Requirement:
Go through the listing beneath this task and return every line that carries the string "Core".

The records:

************

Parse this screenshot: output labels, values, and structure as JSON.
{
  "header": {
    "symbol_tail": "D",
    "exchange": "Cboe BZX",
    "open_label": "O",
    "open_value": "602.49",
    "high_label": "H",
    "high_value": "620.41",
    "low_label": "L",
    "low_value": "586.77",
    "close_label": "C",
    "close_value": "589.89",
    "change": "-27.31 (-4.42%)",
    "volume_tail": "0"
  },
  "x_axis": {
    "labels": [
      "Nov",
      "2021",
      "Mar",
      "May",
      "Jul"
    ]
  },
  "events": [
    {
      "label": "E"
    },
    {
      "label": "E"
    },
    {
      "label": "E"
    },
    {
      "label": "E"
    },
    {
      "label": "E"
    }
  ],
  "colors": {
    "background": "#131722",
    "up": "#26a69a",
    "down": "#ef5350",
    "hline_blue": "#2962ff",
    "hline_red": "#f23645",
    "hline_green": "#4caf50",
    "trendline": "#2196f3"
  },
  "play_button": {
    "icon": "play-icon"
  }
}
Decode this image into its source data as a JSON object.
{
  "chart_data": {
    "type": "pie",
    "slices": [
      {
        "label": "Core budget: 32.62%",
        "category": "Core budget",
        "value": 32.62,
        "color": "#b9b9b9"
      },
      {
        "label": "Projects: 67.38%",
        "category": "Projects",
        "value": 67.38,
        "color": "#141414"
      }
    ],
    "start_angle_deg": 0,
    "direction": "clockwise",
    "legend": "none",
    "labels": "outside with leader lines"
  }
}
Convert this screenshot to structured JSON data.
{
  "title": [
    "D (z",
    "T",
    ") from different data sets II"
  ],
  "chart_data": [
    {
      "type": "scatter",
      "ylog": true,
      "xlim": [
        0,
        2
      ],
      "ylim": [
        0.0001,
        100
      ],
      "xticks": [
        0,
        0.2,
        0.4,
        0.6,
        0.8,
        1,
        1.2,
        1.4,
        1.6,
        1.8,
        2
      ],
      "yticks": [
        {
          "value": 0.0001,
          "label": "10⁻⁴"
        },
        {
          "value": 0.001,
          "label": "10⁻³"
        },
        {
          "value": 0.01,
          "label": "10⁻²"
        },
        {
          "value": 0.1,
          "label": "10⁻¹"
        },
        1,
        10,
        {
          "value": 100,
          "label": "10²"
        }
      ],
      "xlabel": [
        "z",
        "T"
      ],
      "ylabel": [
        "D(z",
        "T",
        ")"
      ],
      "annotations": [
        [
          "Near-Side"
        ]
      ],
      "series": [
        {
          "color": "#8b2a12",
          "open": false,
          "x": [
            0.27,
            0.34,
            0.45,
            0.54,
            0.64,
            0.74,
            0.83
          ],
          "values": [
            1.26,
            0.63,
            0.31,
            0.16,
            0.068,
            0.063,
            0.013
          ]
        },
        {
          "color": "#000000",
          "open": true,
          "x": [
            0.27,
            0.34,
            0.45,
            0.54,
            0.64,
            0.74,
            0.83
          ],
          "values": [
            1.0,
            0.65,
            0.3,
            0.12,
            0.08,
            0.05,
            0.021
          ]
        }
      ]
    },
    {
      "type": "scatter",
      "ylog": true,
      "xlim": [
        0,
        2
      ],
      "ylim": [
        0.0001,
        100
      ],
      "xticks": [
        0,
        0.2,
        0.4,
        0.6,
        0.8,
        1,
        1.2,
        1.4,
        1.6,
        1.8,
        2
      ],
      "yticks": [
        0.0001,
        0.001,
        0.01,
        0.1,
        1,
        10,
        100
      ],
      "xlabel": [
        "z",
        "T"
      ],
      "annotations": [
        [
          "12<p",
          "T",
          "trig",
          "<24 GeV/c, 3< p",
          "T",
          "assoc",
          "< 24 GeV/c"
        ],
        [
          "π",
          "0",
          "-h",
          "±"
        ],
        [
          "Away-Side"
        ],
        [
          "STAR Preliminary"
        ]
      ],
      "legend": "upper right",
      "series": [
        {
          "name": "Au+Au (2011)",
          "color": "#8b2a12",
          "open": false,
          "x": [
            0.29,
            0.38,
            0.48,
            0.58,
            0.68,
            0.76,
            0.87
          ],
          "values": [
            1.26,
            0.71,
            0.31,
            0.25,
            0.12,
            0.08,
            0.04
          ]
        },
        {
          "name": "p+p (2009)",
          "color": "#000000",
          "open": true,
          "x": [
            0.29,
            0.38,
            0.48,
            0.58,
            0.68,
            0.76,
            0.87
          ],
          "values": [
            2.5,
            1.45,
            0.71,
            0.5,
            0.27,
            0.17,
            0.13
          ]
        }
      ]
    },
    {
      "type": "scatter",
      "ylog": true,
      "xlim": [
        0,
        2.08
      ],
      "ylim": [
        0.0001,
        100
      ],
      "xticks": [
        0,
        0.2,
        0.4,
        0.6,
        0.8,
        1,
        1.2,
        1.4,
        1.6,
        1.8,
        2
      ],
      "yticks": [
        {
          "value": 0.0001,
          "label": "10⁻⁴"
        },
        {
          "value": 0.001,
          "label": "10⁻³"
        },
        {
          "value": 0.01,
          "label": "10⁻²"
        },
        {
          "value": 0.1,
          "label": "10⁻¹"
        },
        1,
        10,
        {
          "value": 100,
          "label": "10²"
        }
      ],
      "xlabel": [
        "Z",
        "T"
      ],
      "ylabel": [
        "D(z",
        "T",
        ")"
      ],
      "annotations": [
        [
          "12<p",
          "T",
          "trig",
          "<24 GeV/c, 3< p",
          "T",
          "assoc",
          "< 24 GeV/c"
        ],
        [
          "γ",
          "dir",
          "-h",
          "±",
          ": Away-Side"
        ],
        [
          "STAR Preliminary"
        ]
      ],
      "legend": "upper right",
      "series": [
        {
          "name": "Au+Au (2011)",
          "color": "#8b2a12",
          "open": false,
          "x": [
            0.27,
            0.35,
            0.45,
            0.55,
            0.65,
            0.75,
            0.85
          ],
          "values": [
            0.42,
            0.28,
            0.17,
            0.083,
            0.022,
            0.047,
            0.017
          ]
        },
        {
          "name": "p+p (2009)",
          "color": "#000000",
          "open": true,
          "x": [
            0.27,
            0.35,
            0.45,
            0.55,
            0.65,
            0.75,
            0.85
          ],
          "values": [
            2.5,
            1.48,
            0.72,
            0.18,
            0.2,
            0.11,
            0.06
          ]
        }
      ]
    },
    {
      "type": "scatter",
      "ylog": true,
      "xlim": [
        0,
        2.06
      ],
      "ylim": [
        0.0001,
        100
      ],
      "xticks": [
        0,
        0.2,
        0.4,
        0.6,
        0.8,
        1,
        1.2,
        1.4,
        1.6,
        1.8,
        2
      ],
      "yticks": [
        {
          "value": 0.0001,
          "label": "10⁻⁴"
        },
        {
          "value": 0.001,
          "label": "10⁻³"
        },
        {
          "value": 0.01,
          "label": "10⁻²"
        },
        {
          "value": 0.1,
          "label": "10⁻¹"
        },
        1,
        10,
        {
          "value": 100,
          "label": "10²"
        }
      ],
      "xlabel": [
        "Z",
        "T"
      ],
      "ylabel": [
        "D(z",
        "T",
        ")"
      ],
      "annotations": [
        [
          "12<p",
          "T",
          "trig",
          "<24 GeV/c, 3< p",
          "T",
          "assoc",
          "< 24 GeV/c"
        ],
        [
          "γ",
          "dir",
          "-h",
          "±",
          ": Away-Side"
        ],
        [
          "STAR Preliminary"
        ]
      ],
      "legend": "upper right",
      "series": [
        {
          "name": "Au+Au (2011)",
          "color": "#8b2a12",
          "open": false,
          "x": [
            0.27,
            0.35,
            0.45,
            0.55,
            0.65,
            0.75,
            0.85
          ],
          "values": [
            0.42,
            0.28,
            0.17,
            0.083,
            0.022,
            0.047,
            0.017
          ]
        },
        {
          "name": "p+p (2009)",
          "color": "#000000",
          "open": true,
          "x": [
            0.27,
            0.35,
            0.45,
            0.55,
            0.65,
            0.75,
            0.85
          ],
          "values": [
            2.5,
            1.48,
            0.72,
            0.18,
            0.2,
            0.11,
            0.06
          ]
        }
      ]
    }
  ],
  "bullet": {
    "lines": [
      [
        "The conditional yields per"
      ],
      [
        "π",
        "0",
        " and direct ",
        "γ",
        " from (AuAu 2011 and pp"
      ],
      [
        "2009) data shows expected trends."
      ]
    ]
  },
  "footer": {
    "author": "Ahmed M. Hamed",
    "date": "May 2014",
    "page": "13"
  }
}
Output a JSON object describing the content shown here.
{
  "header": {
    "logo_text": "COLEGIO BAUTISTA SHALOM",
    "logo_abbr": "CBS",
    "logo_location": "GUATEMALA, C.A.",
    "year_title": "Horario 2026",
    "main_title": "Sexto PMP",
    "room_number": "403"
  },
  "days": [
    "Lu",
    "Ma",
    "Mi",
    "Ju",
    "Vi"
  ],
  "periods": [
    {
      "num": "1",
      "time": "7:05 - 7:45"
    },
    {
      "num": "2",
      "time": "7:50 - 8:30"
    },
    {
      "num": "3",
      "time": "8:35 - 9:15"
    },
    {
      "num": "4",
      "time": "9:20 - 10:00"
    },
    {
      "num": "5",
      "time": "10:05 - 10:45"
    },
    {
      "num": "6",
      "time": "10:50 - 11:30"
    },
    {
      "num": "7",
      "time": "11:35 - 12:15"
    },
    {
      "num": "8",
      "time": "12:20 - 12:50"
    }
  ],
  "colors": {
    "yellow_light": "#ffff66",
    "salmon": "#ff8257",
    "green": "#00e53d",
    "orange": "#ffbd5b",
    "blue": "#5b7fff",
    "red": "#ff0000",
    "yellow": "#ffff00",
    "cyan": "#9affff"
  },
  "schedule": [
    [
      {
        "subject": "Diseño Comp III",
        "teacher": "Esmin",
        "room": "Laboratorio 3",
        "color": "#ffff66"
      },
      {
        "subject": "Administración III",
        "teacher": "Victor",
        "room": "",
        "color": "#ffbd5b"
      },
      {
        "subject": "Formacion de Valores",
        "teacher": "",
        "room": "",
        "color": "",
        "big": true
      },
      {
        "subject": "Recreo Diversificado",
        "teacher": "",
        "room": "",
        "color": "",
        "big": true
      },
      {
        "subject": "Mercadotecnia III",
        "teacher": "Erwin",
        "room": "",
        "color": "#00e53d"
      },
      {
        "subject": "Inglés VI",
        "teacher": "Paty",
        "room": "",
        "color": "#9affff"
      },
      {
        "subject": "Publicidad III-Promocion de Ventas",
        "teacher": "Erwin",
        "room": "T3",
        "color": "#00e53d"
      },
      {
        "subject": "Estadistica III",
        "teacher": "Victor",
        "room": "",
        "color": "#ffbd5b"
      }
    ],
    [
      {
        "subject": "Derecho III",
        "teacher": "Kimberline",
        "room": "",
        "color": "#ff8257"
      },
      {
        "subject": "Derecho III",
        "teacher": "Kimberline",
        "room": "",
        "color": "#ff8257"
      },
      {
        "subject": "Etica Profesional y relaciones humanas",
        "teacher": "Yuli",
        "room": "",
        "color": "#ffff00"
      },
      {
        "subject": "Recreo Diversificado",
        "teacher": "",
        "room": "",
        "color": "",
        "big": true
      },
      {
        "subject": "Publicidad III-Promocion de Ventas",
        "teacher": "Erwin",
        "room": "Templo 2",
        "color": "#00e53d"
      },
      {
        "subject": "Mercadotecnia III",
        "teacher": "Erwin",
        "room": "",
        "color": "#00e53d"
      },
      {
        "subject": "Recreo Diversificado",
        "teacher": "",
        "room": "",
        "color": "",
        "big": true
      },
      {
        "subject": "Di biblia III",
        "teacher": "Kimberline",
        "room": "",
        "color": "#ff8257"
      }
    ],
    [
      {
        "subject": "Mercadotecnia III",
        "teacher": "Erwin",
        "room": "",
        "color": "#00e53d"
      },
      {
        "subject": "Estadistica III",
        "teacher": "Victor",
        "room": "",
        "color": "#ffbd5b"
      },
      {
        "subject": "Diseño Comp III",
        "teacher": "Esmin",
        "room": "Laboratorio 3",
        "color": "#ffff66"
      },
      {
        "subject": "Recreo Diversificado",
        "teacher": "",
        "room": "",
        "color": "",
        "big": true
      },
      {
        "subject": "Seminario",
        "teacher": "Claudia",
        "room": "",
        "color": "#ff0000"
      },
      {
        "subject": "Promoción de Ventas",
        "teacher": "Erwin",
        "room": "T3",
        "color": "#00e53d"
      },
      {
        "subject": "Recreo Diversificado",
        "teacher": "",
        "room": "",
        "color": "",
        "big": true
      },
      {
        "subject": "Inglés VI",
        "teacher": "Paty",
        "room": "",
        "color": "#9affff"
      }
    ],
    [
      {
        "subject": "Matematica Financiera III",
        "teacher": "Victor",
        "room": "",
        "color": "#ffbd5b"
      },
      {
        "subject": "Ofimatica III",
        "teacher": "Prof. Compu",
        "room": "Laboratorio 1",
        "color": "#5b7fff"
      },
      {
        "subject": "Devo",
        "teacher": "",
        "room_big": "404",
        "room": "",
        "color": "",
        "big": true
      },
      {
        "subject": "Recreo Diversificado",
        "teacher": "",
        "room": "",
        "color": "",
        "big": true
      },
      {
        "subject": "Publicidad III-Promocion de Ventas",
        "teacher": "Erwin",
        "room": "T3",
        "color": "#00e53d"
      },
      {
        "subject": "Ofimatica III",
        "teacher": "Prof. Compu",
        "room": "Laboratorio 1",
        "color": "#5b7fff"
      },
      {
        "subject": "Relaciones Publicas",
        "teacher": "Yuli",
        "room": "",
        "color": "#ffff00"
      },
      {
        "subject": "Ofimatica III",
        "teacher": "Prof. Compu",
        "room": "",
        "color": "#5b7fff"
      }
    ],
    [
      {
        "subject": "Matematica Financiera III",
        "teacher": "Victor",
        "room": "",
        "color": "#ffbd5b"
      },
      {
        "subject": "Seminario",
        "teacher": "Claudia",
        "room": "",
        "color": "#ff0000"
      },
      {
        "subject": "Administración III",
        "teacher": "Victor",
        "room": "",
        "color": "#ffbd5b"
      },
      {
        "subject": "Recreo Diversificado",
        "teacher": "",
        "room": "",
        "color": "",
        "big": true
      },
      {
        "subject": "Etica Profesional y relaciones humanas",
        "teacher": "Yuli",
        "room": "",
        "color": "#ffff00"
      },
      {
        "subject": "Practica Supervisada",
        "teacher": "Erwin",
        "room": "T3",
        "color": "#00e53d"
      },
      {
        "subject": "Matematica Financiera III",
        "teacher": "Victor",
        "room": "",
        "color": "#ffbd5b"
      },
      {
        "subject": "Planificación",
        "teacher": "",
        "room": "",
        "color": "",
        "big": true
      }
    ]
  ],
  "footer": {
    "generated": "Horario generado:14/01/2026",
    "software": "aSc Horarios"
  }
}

************

Result of this task:
        "label": "Core budget: 32.62%",
        "category": "Core budget",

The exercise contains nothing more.